THE RECORDS:
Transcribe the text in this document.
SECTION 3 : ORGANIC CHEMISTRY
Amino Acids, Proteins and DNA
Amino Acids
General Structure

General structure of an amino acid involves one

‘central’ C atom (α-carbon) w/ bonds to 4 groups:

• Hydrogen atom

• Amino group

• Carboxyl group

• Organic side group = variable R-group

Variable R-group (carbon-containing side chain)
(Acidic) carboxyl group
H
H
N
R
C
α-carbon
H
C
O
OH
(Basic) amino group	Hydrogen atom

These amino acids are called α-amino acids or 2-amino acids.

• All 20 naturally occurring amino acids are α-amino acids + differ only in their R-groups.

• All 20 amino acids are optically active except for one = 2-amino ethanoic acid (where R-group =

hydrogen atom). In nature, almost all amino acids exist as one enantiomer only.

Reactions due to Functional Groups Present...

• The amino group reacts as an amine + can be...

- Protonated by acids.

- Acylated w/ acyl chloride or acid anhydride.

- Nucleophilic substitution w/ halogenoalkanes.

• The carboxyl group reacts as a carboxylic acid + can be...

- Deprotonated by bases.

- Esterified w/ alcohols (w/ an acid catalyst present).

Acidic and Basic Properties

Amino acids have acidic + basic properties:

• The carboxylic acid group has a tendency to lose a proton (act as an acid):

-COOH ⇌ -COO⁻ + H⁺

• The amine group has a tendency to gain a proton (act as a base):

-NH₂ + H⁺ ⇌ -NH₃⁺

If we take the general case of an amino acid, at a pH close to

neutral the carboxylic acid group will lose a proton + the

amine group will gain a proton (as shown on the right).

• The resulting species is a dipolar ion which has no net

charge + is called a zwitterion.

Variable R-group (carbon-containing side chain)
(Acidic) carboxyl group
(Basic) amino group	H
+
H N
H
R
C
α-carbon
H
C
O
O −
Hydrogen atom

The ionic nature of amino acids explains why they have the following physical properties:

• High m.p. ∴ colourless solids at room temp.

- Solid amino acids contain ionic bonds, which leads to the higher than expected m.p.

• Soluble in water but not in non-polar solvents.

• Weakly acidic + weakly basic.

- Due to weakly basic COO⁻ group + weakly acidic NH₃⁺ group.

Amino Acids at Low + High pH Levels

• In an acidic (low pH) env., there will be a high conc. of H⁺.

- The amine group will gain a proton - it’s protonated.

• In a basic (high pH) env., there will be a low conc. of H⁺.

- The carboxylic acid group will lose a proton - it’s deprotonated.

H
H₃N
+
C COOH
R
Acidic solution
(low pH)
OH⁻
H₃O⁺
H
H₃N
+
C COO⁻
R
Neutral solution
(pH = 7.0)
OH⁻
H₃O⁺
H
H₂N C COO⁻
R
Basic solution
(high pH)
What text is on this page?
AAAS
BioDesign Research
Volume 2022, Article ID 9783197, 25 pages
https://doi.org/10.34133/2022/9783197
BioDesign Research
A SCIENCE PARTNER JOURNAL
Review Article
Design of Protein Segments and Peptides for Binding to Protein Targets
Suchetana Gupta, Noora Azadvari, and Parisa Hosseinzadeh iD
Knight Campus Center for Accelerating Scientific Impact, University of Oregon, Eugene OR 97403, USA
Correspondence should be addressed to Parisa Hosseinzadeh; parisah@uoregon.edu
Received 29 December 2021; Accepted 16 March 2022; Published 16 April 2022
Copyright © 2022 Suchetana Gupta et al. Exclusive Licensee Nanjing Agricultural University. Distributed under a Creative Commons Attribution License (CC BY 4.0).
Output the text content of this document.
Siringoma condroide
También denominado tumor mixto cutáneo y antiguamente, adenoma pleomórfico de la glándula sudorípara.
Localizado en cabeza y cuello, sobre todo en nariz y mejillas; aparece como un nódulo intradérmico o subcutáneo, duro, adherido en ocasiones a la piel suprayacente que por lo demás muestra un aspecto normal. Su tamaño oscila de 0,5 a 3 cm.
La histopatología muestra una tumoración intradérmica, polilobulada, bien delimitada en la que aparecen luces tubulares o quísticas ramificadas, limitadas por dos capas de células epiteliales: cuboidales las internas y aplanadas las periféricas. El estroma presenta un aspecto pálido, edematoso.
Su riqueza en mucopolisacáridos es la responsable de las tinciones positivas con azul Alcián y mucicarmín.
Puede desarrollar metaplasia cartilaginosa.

WHAT THE TASK REQUIRES:
A verbatim copy of all the records is required. Write it out in full.

YOUR SOLUTION:
Transcribe the text in this document.
SECTION 3 : ORGANIC CHEMISTRY
Amino Acids, Proteins and DNA
Amino Acids
General Structure

General structure of an amino acid involves one

‘central’ C atom (α-carbon) w/ bonds to 4 groups:

• Hydrogen atom

• Amino group

• Carboxyl group

• Organic side group = variable R-group

Variable R-group (carbon-containing side chain)
(Acidic) carboxyl group
H
H
N
R
C
α-carbon
H
C
O
OH
(Basic) amino group	Hydrogen atom

These amino acids are called α-amino acids or 2-amino acids.

• All 20 naturally occurring amino acids are α-amino acids + differ only in their R-groups.

• All 20 amino acids are optically active except for one = 2-amino ethanoic acid (where R-group =

hydrogen atom). In nature, almost all amino acids exist as one enantiomer only.

Reactions due to Functional Groups Present...

• The amino group reacts as an amine + can be...

- Protonated by acids.

- Acylated w/ acyl chloride or acid anhydride.

- Nucleophilic substitution w/ halogenoalkanes.

• The carboxyl group reacts as a carboxylic acid + can be...

- Deprotonated by bases.

- Esterified w/ alcohols (w/ an acid catalyst present).

Acidic and Basic Properties

Amino acids have acidic + basic properties:

• The carboxylic acid group has a tendency to lose a proton (act as an acid):

-COOH ⇌ -COO⁻ + H⁺

• The amine group has a tendency to gain a proton (act as a base):

-NH₂ + H⁺ ⇌ -NH₃⁺

If we take the general case of an amino acid, at a pH close to

neutral the carboxylic acid group will lose a proton + the

amine group will gain a proton (as shown on the right).

• The resulting species is a dipolar ion which has no net

charge + is called a zwitterion.

Variable R-group (carbon-containing side chain)
(Acidic) carboxyl group
(Basic) amino group	H
+
H N
H
R
C
α-carbon
H
C
O
O −
Hydrogen atom

The ionic nature of amino acids explains why they have the following physical properties:

• High m.p. ∴ colourless solids at room temp.

- Solid amino acids contain ionic bonds, which leads to the higher than expected m.p.

• Soluble in water but not in non-polar solvents.

• Weakly acidic + weakly basic.

- Due to weakly basic COO⁻ group + weakly acidic NH₃⁺ group.

Amino Acids at Low + High pH Levels

• In an acidic (low pH) env., there will be a high conc. of H⁺.

- The amine group will gain a proton - it’s protonated.

• In a basic (high pH) env., there will be a low conc. of H⁺.

- The carboxylic acid group will lose a proton - it’s deprotonated.

H
H₃N
+
C COOH
R
Acidic solution
(low pH)
OH⁻
H₃O⁺
H
H₃N
+
C COO⁻
R
Neutral solution
(pH = 7.0)
OH⁻
H₃O⁺
H
H₂N C COO⁻
R
Basic solution
(high pH)
What text is on this page?
AAAS
BioDesign Research
Volume 2022, Article ID 9783197, 25 pages
https://doi.org/10.34133/2022/9783197
BioDesign Research
A SCIENCE PARTNER JOURNAL
Review Article
Design of Protein Segments and Peptides for Binding to Protein Targets
Suchetana Gupta, Noora Azadvari, and Parisa Hosseinzadeh iD
Knight Campus Center for Accelerating Scientific Impact, University of Oregon, Eugene OR 97403, USA
Correspondence should be addressed to Parisa Hosseinzadeh; parisah@uoregon.edu
Received 29 December 2021; Accepted 16 March 2022; Published 16 April 2022
Copyright © 2022 Suchetana Gupta et al. Exclusive Licensee Nanjing Agricultural University. Distributed under a Creative Commons Attribution License (CC BY 4.0).
Output the text content of this document.
Siringoma condroide
También denominado tumor mixto cutáneo y antiguamente, adenoma pleomórfico de la glándula sudorípara.
Localizado en cabeza y cuello, sobre todo en nariz y mejillas; aparece como un nódulo intradérmico o subcutáneo, duro, adherido en ocasiones a la piel suprayacente que por lo demás muestra un aspecto normal. Su tamaño oscila de 0,5 a 3 cm.
La histopatología muestra una tumoración intradérmica, polilobulada, bien delimitada en la que aparecen luces tubulares o quísticas ramificadas, limitadas por dos capas de células epiteliales: cuboidales las internas y aplanadas las periféricas. El estroma presenta un aspecto pálido, edematoso.
Su riqueza en mucopolisacáridos es la responsable de las tinciones positivas con azul Alcián y mucicarmín.
Puede desarrollar metaplasia cartilaginosa.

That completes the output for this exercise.